__Required task__:
Give every line back verbatim, dropping all images.

- - - - - - -

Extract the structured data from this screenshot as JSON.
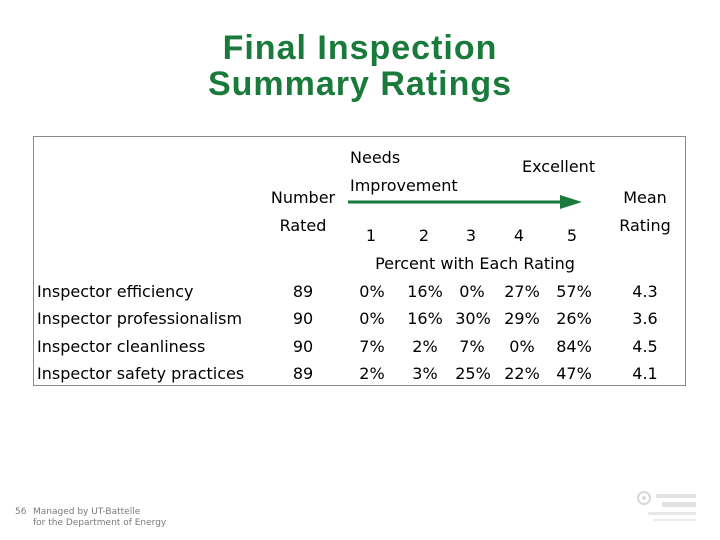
{
  "title": {
    "line1": "Final Inspection",
    "line2": "Summary Ratings"
  },
  "headers": {
    "number_rated": [
      "Number",
      "Rated"
    ],
    "needs_improvement": [
      "Needs",
      "Improvement"
    ],
    "excellent": "Excellent",
    "mean_rating": [
      "Mean",
      "Rating"
    ],
    "scale": [
      "1",
      "2",
      "3",
      "4",
      "5"
    ],
    "percent_caption": "Percent with Each Rating"
  },
  "rows": [
    {
      "label": "Inspector efficiency",
      "number": "89",
      "pcts": [
        "0%",
        "16%",
        "0%",
        "27%",
        "57%"
      ],
      "mean": "4.3"
    },
    {
      "label": "Inspector professionalism",
      "number": "90",
      "pcts": [
        "0%",
        "16%",
        "30%",
        "29%",
        "26%"
      ],
      "mean": "3.6"
    },
    {
      "label": "Inspector cleanliness",
      "number": "90",
      "pcts": [
        "7%",
        "2%",
        "7%",
        "0%",
        "84%"
      ],
      "mean": "4.5"
    },
    {
      "label": "Inspector safety practices",
      "number": "89",
      "pcts": [
        "2%",
        "3%",
        "25%",
        "22%",
        "47%"
      ],
      "mean": "4.1"
    }
  ],
  "footer": {
    "slide_number": "56",
    "managed_by": [
      "Managed by UT-Battelle",
      "for the Department of Energy"
    ]
  },
  "colors": {
    "title": "#1a7a3c",
    "arrow": "#1a7a3c"
  }
}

- - - - - - -

__Written response__:
Extract the structured data from this screenshot as JSON.
{
  "title": {
    "line1": "Final Inspection",
    "line2": "Summary Ratings"
  },
  "headers": {
    "number_rated": [
      "Number",
      "Rated"
    ],
    "needs_improvement": [
      "Needs",
      "Improvement"
    ],
    "excellent": "Excellent",
    "mean_rating": [
      "Mean",
      "Rating"
    ],
    "scale": [
      "1",
      "2",
      "3",
      "4",
      "5"
    ],
    "percent_caption": "Percent with Each Rating"
  },
  "rows": [
    {
      "label": "Inspector efficiency",
      "number": "89",
      "pcts": [
        "0%",
        "16%",
        "0%",
        "27%",
        "57%"
      ],
      "mean": "4.3"
    },
    {
      "label": "Inspector professionalism",
      "number": "90",
      "pcts": [
        "0%",
        "16%",
        "30%",
        "29%",
        "26%"
      ],
      "mean": "3.6"
    },
    {
      "label": "Inspector cleanliness",
      "number": "90",
      "pcts": [
        "7%",
        "2%",
        "7%",
        "0%",
        "84%"
      ],
      "mean": "4.5"
    },
    {
      "label": "Inspector safety practices",
      "number": "89",
      "pcts": [
        "2%",
        "3%",
        "25%",
        "22%",
        "47%"
      ],
      "mean": "4.1"
    }
  ],
  "footer": {
    "slide_number": "56",
    "managed_by": [
      "Managed by UT-Battelle",
      "for the Department of Energy"
    ]
  },
  "colors": {
    "title": "#1a7a3c",
    "arrow": "#1a7a3c"
  }
}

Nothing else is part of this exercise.